**Task requirements:** Look at each line of the records and count those with "SRMTID" in them. Please answer with the count alone.

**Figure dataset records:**
※
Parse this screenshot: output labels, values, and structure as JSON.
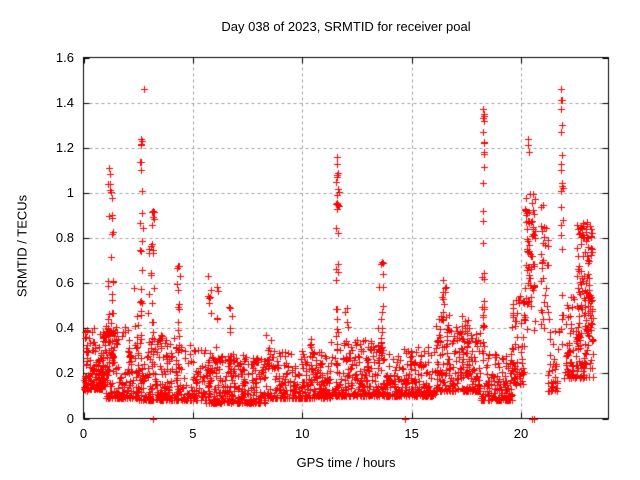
{
  "chart_data": {
    "type": "scatter",
    "title": "Day 038 of 2023, SRMTID for receiver poal",
    "xlabel": "GPS time / hours",
    "ylabel": "SRMTID / TECUs",
    "xlim": [
      0,
      24
    ],
    "ylim": [
      0,
      1.6
    ],
    "grid": true,
    "legend": "none",
    "marker": {
      "shape": "plus",
      "size": 7,
      "color": "#ff0000"
    },
    "grid_color": "#a0a0a0",
    "border_color": "#000000",
    "background": "#ffffff",
    "xticks": [
      {
        "v": 0,
        "label": "0"
      },
      {
        "v": 5,
        "label": "5"
      },
      {
        "v": 10,
        "label": "10"
      },
      {
        "v": 15,
        "label": "15"
      },
      {
        "v": 20,
        "label": "20"
      }
    ],
    "yticks": [
      {
        "v": 0,
        "label": "0"
      },
      {
        "v": 0.2,
        "label": "0.2"
      },
      {
        "v": 0.4,
        "label": "0.4"
      },
      {
        "v": 0.6,
        "label": "0.6"
      },
      {
        "v": 0.8,
        "label": "0.8"
      },
      {
        "v": 1,
        "label": "1"
      },
      {
        "v": 1.2,
        "label": "1.2"
      },
      {
        "v": 1.4,
        "label": "1.4"
      },
      {
        "v": 1.6,
        "label": "1.6"
      }
    ],
    "notable_peaks": [
      [
        1.2,
        1.12
      ],
      [
        2.6,
        1.24
      ],
      [
        2.75,
        1.46
      ],
      [
        3.1,
        1.0
      ],
      [
        4.35,
        0.7
      ],
      [
        5.9,
        0.64
      ],
      [
        11.6,
        1.16
      ],
      [
        12.0,
        0.54
      ],
      [
        13.55,
        0.7
      ],
      [
        16.4,
        0.62
      ],
      [
        18.3,
        1.37
      ],
      [
        20.3,
        1.24
      ],
      [
        20.4,
        1.0
      ],
      [
        21.1,
        0.95
      ],
      [
        21.85,
        1.46
      ],
      [
        23.0,
        0.87
      ]
    ],
    "zero_points": [
      3.18,
      14.69,
      20.52,
      20.6
    ],
    "point_cloud": {
      "seed": 38,
      "clusters": [
        {
          "x0": 0.03,
          "x1": 1.0,
          "n": 130,
          "y0": 0.13,
          "y1": 0.4,
          "p": 2.2
        },
        {
          "x0": 0.05,
          "x1": 0.18,
          "n": 12,
          "y0": 0.12,
          "y1": 0.45,
          "p": 1.6
        },
        {
          "x0": 0.85,
          "x1": 1.1,
          "n": 20,
          "y0": 0.15,
          "y1": 0.45,
          "p": 1.6
        },
        {
          "x0": 1.0,
          "x1": 2.5,
          "n": 160,
          "y0": 0.09,
          "y1": 0.42,
          "p": 2.6
        },
        {
          "x0": 1.1,
          "x1": 1.4,
          "n": 45,
          "y0": 0.25,
          "y1": 1.12,
          "p": 1.9
        },
        {
          "x0": 2.3,
          "x1": 2.5,
          "n": 8,
          "y0": 0.2,
          "y1": 0.64,
          "p": 1.6
        },
        {
          "x0": 2.56,
          "x1": 2.7,
          "n": 20,
          "y0": 0.45,
          "y1": 1.27,
          "p": 1.3
        },
        {
          "x0": 2.95,
          "x1": 3.25,
          "n": 28,
          "y0": 0.3,
          "y1": 1.0,
          "p": 1.6
        },
        {
          "x0": 2.5,
          "x1": 4.2,
          "n": 170,
          "y0": 0.08,
          "y1": 0.38,
          "p": 2.6
        },
        {
          "x0": 4.28,
          "x1": 4.42,
          "n": 14,
          "y0": 0.32,
          "y1": 0.7,
          "p": 1.3
        },
        {
          "x0": 4.2,
          "x1": 5.6,
          "n": 120,
          "y0": 0.08,
          "y1": 0.33,
          "p": 2.4
        },
        {
          "x0": 5.65,
          "x1": 6.2,
          "n": 32,
          "y0": 0.2,
          "y1": 0.64,
          "p": 1.7
        },
        {
          "x0": 6.6,
          "x1": 6.9,
          "n": 10,
          "y0": 0.25,
          "y1": 0.5,
          "p": 1.5
        },
        {
          "x0": 5.6,
          "x1": 8.3,
          "n": 270,
          "y0": 0.07,
          "y1": 0.28,
          "p": 2.2
        },
        {
          "x0": 8.35,
          "x1": 8.6,
          "n": 10,
          "y0": 0.22,
          "y1": 0.38,
          "p": 1.5
        },
        {
          "x0": 8.3,
          "x1": 11.3,
          "n": 290,
          "y0": 0.09,
          "y1": 0.3,
          "p": 2.4
        },
        {
          "x0": 10.3,
          "x1": 10.55,
          "n": 10,
          "y0": 0.22,
          "y1": 0.36,
          "p": 1.5
        },
        {
          "x0": 11.55,
          "x1": 11.68,
          "n": 26,
          "y0": 0.3,
          "y1": 1.16,
          "p": 1.2
        },
        {
          "x0": 11.3,
          "x1": 13.3,
          "n": 190,
          "y0": 0.1,
          "y1": 0.35,
          "p": 2.2
        },
        {
          "x0": 11.9,
          "x1": 12.1,
          "n": 10,
          "y0": 0.25,
          "y1": 0.54,
          "p": 1.5
        },
        {
          "x0": 13.45,
          "x1": 13.7,
          "n": 24,
          "y0": 0.28,
          "y1": 0.7,
          "p": 1.4
        },
        {
          "x0": 13.3,
          "x1": 16.1,
          "n": 260,
          "y0": 0.1,
          "y1": 0.32,
          "p": 2.4
        },
        {
          "x0": 16.25,
          "x1": 16.7,
          "n": 30,
          "y0": 0.2,
          "y1": 0.62,
          "p": 1.6
        },
        {
          "x0": 16.1,
          "x1": 18.15,
          "n": 200,
          "y0": 0.12,
          "y1": 0.42,
          "p": 2.0
        },
        {
          "x0": 17.25,
          "x1": 17.65,
          "n": 20,
          "y0": 0.2,
          "y1": 0.5,
          "p": 1.6
        },
        {
          "x0": 18.22,
          "x1": 18.34,
          "n": 26,
          "y0": 0.3,
          "y1": 1.37,
          "p": 1.15
        },
        {
          "x0": 18.15,
          "x1": 19.6,
          "n": 140,
          "y0": 0.08,
          "y1": 0.3,
          "p": 2.2
        },
        {
          "x0": 19.6,
          "x1": 20.15,
          "n": 65,
          "y0": 0.15,
          "y1": 0.55,
          "p": 1.8
        },
        {
          "x0": 20.18,
          "x1": 20.65,
          "n": 70,
          "y0": 0.35,
          "y1": 1.0,
          "p": 0.75
        },
        {
          "x0": 20.9,
          "x1": 21.25,
          "n": 30,
          "y0": 0.3,
          "y1": 0.95,
          "p": 0.9
        },
        {
          "x0": 21.2,
          "x1": 21.75,
          "n": 40,
          "y0": 0.12,
          "y1": 0.45,
          "p": 2.0
        },
        {
          "x0": 21.8,
          "x1": 21.92,
          "n": 14,
          "y0": 0.3,
          "y1": 1.05,
          "p": 1.2
        },
        {
          "x0": 21.95,
          "x1": 23.3,
          "n": 120,
          "y0": 0.18,
          "y1": 0.55,
          "p": 1.8
        },
        {
          "x0": 22.55,
          "x1": 23.28,
          "n": 90,
          "y0": 0.3,
          "y1": 0.87,
          "p": 0.85
        }
      ],
      "outliers": [
        [
          2.75,
          1.46
        ],
        [
          2.62,
          1.24
        ],
        [
          2.64,
          1.21
        ],
        [
          11.6,
          1.16
        ],
        [
          11.62,
          1.09
        ],
        [
          11.58,
          1.07
        ],
        [
          11.61,
          0.99
        ],
        [
          18.27,
          1.37
        ],
        [
          18.29,
          1.35
        ],
        [
          18.26,
          1.33
        ],
        [
          18.3,
          1.32
        ],
        [
          18.28,
          1.27
        ],
        [
          20.3,
          1.24
        ],
        [
          20.34,
          1.21
        ],
        [
          20.37,
          1.18
        ],
        [
          21.85,
          1.46
        ],
        [
          21.83,
          1.41
        ],
        [
          21.87,
          1.41
        ],
        [
          21.85,
          1.37
        ],
        [
          21.86,
          1.3
        ],
        [
          21.84,
          1.27
        ],
        [
          21.87,
          1.17
        ],
        [
          21.83,
          1.13
        ],
        [
          21.85,
          1.1
        ],
        [
          21.88,
          1.03
        ],
        [
          23.0,
          0.87
        ],
        [
          22.95,
          0.84
        ],
        [
          23.05,
          0.8
        ]
      ]
    }
  }
}
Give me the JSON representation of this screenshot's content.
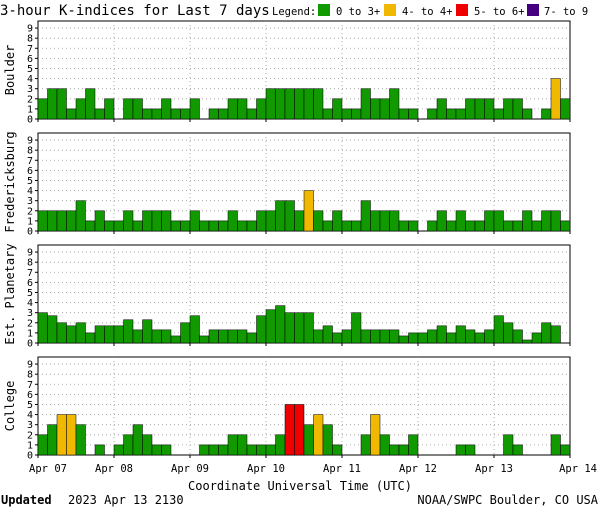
※
**Result:** 2